- [What is asked]:
Find the word "structure" in the material below and gather every line that contains it.

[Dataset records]
::::::::

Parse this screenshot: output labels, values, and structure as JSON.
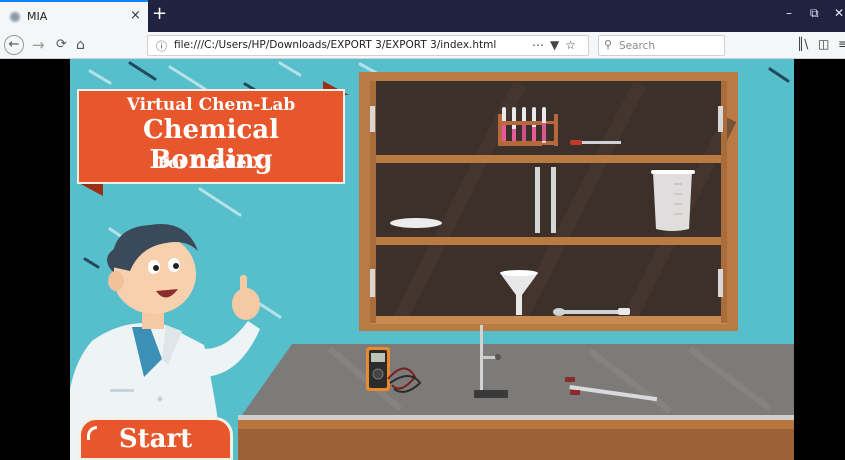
{
  "browser": {
    "tab_title": "MIA",
    "tab_close": "×",
    "new_tab": "+",
    "url": "file:///C:/Users/HP/Downloads/EXPORT 3/EXPORT 3/index.html",
    "search_placeholder": "Search",
    "icons": [
      "back-icon",
      "forward-icon",
      "reload-icon",
      "home-icon",
      "info-icon",
      "more-icon",
      "pocket-icon",
      "bookmark-star-icon",
      "search-icon",
      "library-icon",
      "sidebar-icon",
      "menu-icon",
      "minimize-icon",
      "restore-icon",
      "close-icon"
    ]
  },
  "app": {
    "title_top": "Virtual Chem-Lab",
    "title_main": "Chemical Bonding",
    "title_sub": "For Grade X",
    "start_label": "Start"
  },
  "colors": {
    "background": "#57bfcc",
    "accent": "#e8562b",
    "cabinet": "#b97a43",
    "cabinet_interior": "#3c302a",
    "table_top": "#7d7b7a",
    "table_front": "#9b6237"
  }
}
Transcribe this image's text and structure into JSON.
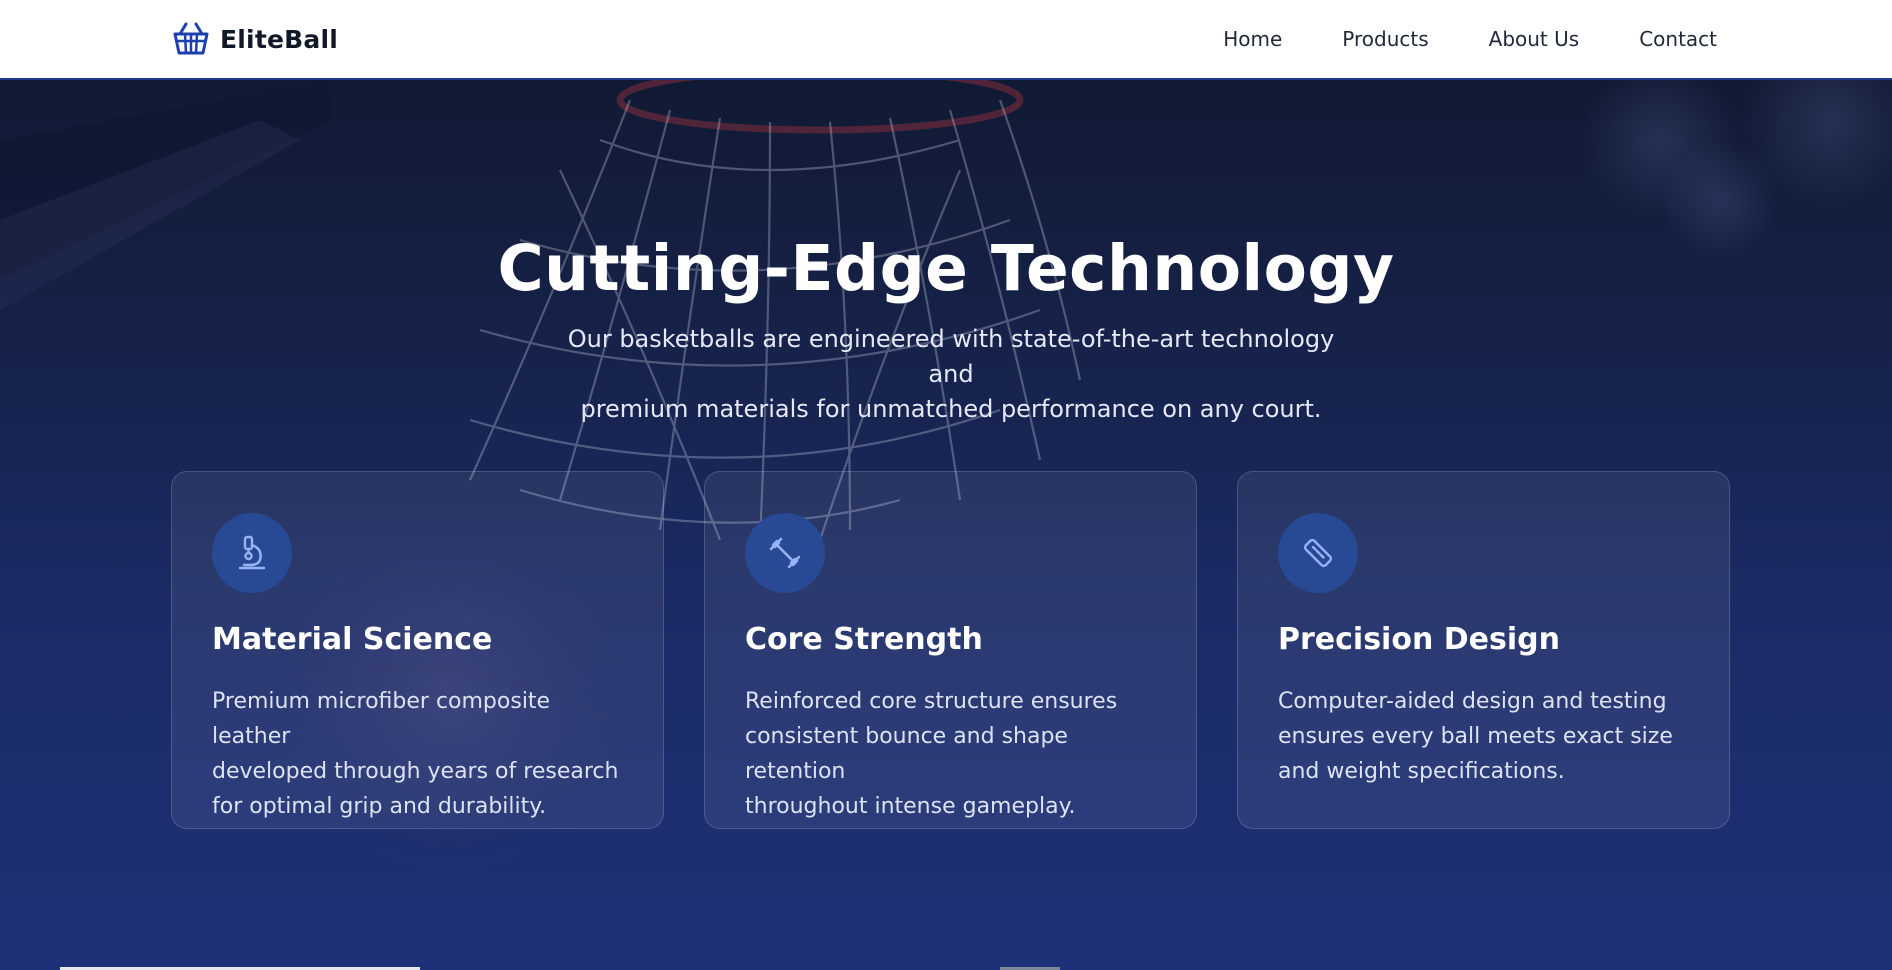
{
  "header": {
    "brand": "EliteBall",
    "brand_icon": "basket-icon",
    "nav": [
      "Home",
      "Products",
      "About Us",
      "Contact"
    ]
  },
  "hero": {
    "title": "Cutting-Edge Technology",
    "subtitle_line1": "Our basketballs are engineered with state-of-the-art technology and",
    "subtitle_line2": "premium materials for unmatched performance on any court."
  },
  "features": [
    {
      "icon": "microscope-icon",
      "title": "Material Science",
      "lines": [
        "Premium microfiber composite leather",
        "developed through years of research",
        "for optimal grip and durability."
      ]
    },
    {
      "icon": "dumbbell-icon",
      "title": "Core Strength",
      "lines": [
        "Reinforced core structure ensures",
        "consistent bounce and shape retention",
        "throughout intense gameplay."
      ]
    },
    {
      "icon": "ruler-icon",
      "title": "Precision Design",
      "lines": [
        "Computer-aided design and testing",
        "ensures every ball meets exact size",
        "and weight specifications."
      ]
    }
  ],
  "colors": {
    "accent": "#1e3a8a",
    "icon_bg": "#284a95",
    "icon_stroke": "#93b4f5"
  }
}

::::::::

- [Answer in full]:
Parse this screenshot: output labels, values, and structure as JSON.
Transcribe this image's text and structure into JSON.
        "Reinforced core structure ensures",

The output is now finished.